Task to carry out
Search the entries for the word "Rice" and pull out each line that has it.

>>>>>

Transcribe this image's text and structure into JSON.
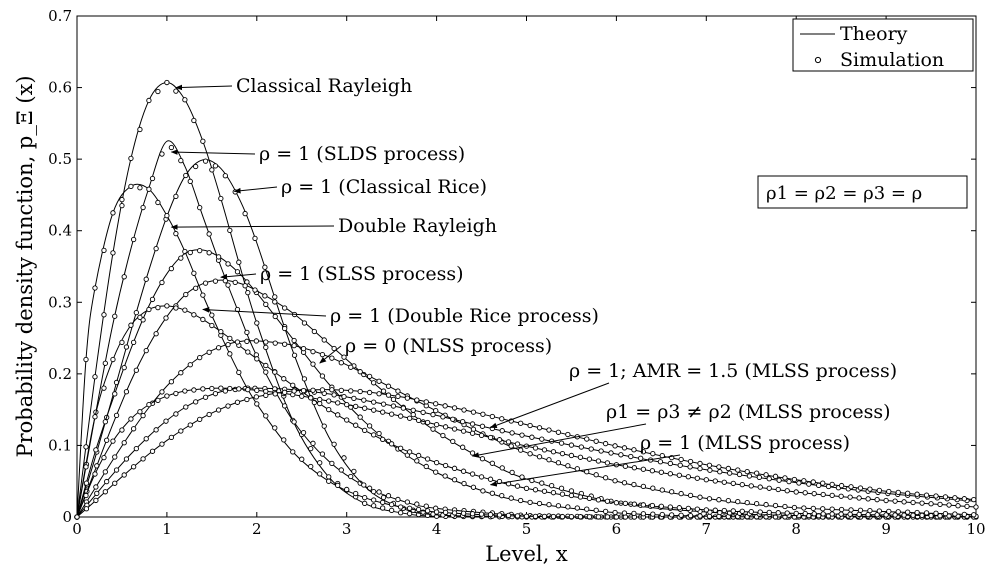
{
  "chart_data": {
    "type": "line",
    "xlabel": "Level, x",
    "ylabel": "Probability density function, p_Ξ (x)",
    "xlim": [
      0,
      10
    ],
    "ylim": [
      0,
      0.7
    ],
    "x_ticks": [
      "0",
      "1",
      "2",
      "3",
      "4",
      "5",
      "6",
      "7",
      "8",
      "9",
      "10"
    ],
    "y_ticks": [
      "0",
      "0.1",
      "0.2",
      "0.3",
      "0.4",
      "0.5",
      "0.6",
      "0.7"
    ],
    "grid": false,
    "legend": {
      "position": "top-right",
      "entries": [
        {
          "label": "Theory",
          "marker": "line"
        },
        {
          "label": "Simulation",
          "marker": "circle"
        }
      ]
    },
    "condition_box": "ρ1 = ρ2 = ρ3 = ρ",
    "annotations": [
      {
        "text": "Classical Rayleigh",
        "at": [
          1.1,
          0.6
        ]
      },
      {
        "text": "ρ = 1 (SLDS process)",
        "at": [
          1.05,
          0.51
        ]
      },
      {
        "text": "ρ = 1 (Classical Rice)",
        "at": [
          1.75,
          0.455
        ]
      },
      {
        "text": "Double Rayleigh",
        "at": [
          1.05,
          0.405
        ]
      },
      {
        "text": "ρ = 1 (SLSS process)",
        "at": [
          1.6,
          0.335
        ]
      },
      {
        "text": "ρ = 1 (Double Rice process)",
        "at": [
          1.4,
          0.29
        ]
      },
      {
        "text": "ρ = 0 (NLSS process)",
        "at": [
          2.7,
          0.215
        ]
      },
      {
        "text": "ρ = 1; AMR = 1.5 (MLSS process)",
        "at": [
          4.6,
          0.125
        ]
      },
      {
        "text": "ρ1 = ρ3 ≠ ρ2 (MLSS process)",
        "at": [
          4.4,
          0.085
        ]
      },
      {
        "text": "ρ = 1 (MLSS process)",
        "at": [
          4.6,
          0.045
        ]
      }
    ],
    "series": [
      {
        "values_at": "theory+simulation",
        "x": [
          0,
          0.2,
          0.4,
          0.6,
          0.8,
          1.0,
          1.2,
          1.4,
          1.6,
          1.8,
          2.0,
          2.4,
          2.8,
          3.2,
          3.6,
          4.0,
          5.0,
          6.0,
          10.0
        ],
        "y": [
          0,
          0.196,
          0.369,
          0.501,
          0.582,
          0.607,
          0.583,
          0.525,
          0.445,
          0.356,
          0.271,
          0.135,
          0.056,
          0.019,
          0.006,
          0.001,
          0,
          0,
          0
        ]
      },
      {
        "values_at": "theory+simulation",
        "x": [
          0,
          0.2,
          0.4,
          0.6,
          0.8,
          1.0,
          1.2,
          1.4,
          1.6,
          1.8,
          2.0,
          2.4,
          2.8,
          3.2,
          3.6,
          4.0,
          5.0,
          6.0,
          10.0
        ],
        "y": [
          0,
          0.14,
          0.27,
          0.375,
          0.46,
          0.525,
          0.49,
          0.42,
          0.35,
          0.285,
          0.225,
          0.135,
          0.078,
          0.043,
          0.023,
          0.012,
          0.002,
          0,
          0
        ]
      },
      {
        "values_at": "theory+simulation",
        "x": [
          0,
          0.2,
          0.4,
          0.6,
          0.8,
          1.0,
          1.2,
          1.4,
          1.6,
          1.8,
          2.0,
          2.4,
          2.8,
          3.2,
          3.6,
          4.0,
          5.0,
          6.0,
          10.0
        ],
        "y": [
          0,
          0.082,
          0.17,
          0.26,
          0.345,
          0.42,
          0.476,
          0.499,
          0.487,
          0.446,
          0.383,
          0.232,
          0.112,
          0.043,
          0.013,
          0.003,
          0,
          0,
          0
        ]
      },
      {
        "values_at": "theory+simulation",
        "x": [
          0,
          0.1,
          0.2,
          0.4,
          0.6,
          0.8,
          1.0,
          1.2,
          1.4,
          1.6,
          1.8,
          2.0,
          2.4,
          2.8,
          3.2,
          3.6,
          4.0,
          5.0,
          6.0,
          7.0,
          10.0
        ],
        "y": [
          0,
          0.22,
          0.32,
          0.425,
          0.462,
          0.458,
          0.421,
          0.371,
          0.31,
          0.254,
          0.202,
          0.158,
          0.091,
          0.05,
          0.027,
          0.014,
          0.007,
          0.001,
          0,
          0,
          0
        ]
      },
      {
        "values_at": "theory+simulation",
        "x": [
          0,
          0.2,
          0.4,
          0.6,
          0.8,
          1.0,
          1.2,
          1.4,
          1.6,
          1.8,
          2.0,
          2.4,
          2.8,
          3.2,
          3.6,
          4.0,
          4.5,
          5.0,
          6.0,
          7.0,
          8.0,
          10.0
        ],
        "y": [
          0,
          0.09,
          0.165,
          0.235,
          0.295,
          0.34,
          0.368,
          0.373,
          0.362,
          0.341,
          0.313,
          0.249,
          0.186,
          0.133,
          0.092,
          0.062,
          0.037,
          0.021,
          0.006,
          0.001,
          0,
          0
        ]
      },
      {
        "values_at": "theory+simulation",
        "x": [
          0,
          0.2,
          0.4,
          0.6,
          0.8,
          1.0,
          1.2,
          1.4,
          1.6,
          1.8,
          2.0,
          2.4,
          2.8,
          3.2,
          3.6,
          4.0,
          4.5,
          5.0,
          6.0,
          7.0,
          8.0,
          10.0
        ],
        "y": [
          0,
          0.065,
          0.13,
          0.19,
          0.24,
          0.28,
          0.31,
          0.326,
          0.331,
          0.327,
          0.316,
          0.285,
          0.242,
          0.198,
          0.156,
          0.119,
          0.082,
          0.053,
          0.02,
          0.007,
          0.002,
          0
        ]
      },
      {
        "values_at": "theory+simulation",
        "x": [
          0,
          0.2,
          0.4,
          0.6,
          0.8,
          1.0,
          1.2,
          1.4,
          1.6,
          1.8,
          2.0,
          2.4,
          2.8,
          3.2,
          3.6,
          4.0,
          4.5,
          5.0,
          6.0,
          7.0,
          8.0,
          10.0
        ],
        "y": [
          0,
          0.14,
          0.22,
          0.268,
          0.29,
          0.295,
          0.289,
          0.276,
          0.259,
          0.24,
          0.221,
          0.184,
          0.15,
          0.121,
          0.096,
          0.076,
          0.056,
          0.04,
          0.02,
          0.01,
          0.005,
          0.001
        ]
      },
      {
        "values_at": "theory+simulation",
        "x": [
          0,
          0.2,
          0.4,
          0.6,
          0.8,
          1.0,
          1.2,
          1.4,
          1.6,
          1.8,
          2.0,
          2.4,
          2.8,
          3.2,
          3.6,
          4.0,
          4.5,
          5.0,
          6.0,
          7.0,
          8.0,
          10.0
        ],
        "y": [
          0,
          0.04,
          0.08,
          0.118,
          0.153,
          0.183,
          0.207,
          0.226,
          0.238,
          0.245,
          0.246,
          0.24,
          0.224,
          0.2,
          0.174,
          0.148,
          0.117,
          0.09,
          0.05,
          0.026,
          0.013,
          0.003
        ]
      },
      {
        "values_at": "theory+simulation",
        "x": [
          0,
          0.2,
          0.4,
          0.6,
          0.8,
          1.0,
          1.2,
          1.4,
          1.6,
          1.8,
          2.0,
          2.4,
          2.8,
          3.2,
          3.6,
          4.0,
          4.5,
          5.0,
          6.0,
          7.0,
          8.0,
          9.0,
          10.0
        ],
        "y": [
          0,
          0.03,
          0.06,
          0.088,
          0.113,
          0.135,
          0.153,
          0.166,
          0.175,
          0.179,
          0.18,
          0.178,
          0.172,
          0.163,
          0.153,
          0.142,
          0.127,
          0.113,
          0.088,
          0.066,
          0.048,
          0.033,
          0.022
        ]
      },
      {
        "values_at": "theory+simulation",
        "x": [
          0,
          0.2,
          0.4,
          0.6,
          0.8,
          1.0,
          1.2,
          1.4,
          1.6,
          1.8,
          2.0,
          2.4,
          2.8,
          3.2,
          3.6,
          4.0,
          4.5,
          5.0,
          6.0,
          7.0,
          8.0,
          9.0,
          10.0
        ],
        "y": [
          0,
          0.06,
          0.106,
          0.137,
          0.157,
          0.169,
          0.176,
          0.179,
          0.18,
          0.179,
          0.177,
          0.171,
          0.162,
          0.152,
          0.141,
          0.129,
          0.114,
          0.099,
          0.073,
          0.052,
          0.035,
          0.023,
          0.014
        ]
      },
      {
        "values_at": "theory+simulation",
        "x": [
          0,
          0.2,
          0.4,
          0.6,
          0.8,
          1.0,
          1.2,
          1.4,
          1.6,
          1.8,
          2.0,
          2.4,
          2.8,
          3.2,
          3.6,
          4.0,
          4.5,
          5.0,
          6.0,
          7.0,
          8.0,
          9.0,
          10.0
        ],
        "y": [
          0,
          0.022,
          0.045,
          0.067,
          0.088,
          0.107,
          0.124,
          0.139,
          0.151,
          0.161,
          0.168,
          0.176,
          0.178,
          0.175,
          0.168,
          0.158,
          0.144,
          0.129,
          0.099,
          0.073,
          0.052,
          0.036,
          0.024
        ]
      }
    ]
  }
}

<<<<<

Solution for this problem
        "text": "ρ = 1 (Classical Rice)",
        "text": "ρ = 1 (Double Rice process)",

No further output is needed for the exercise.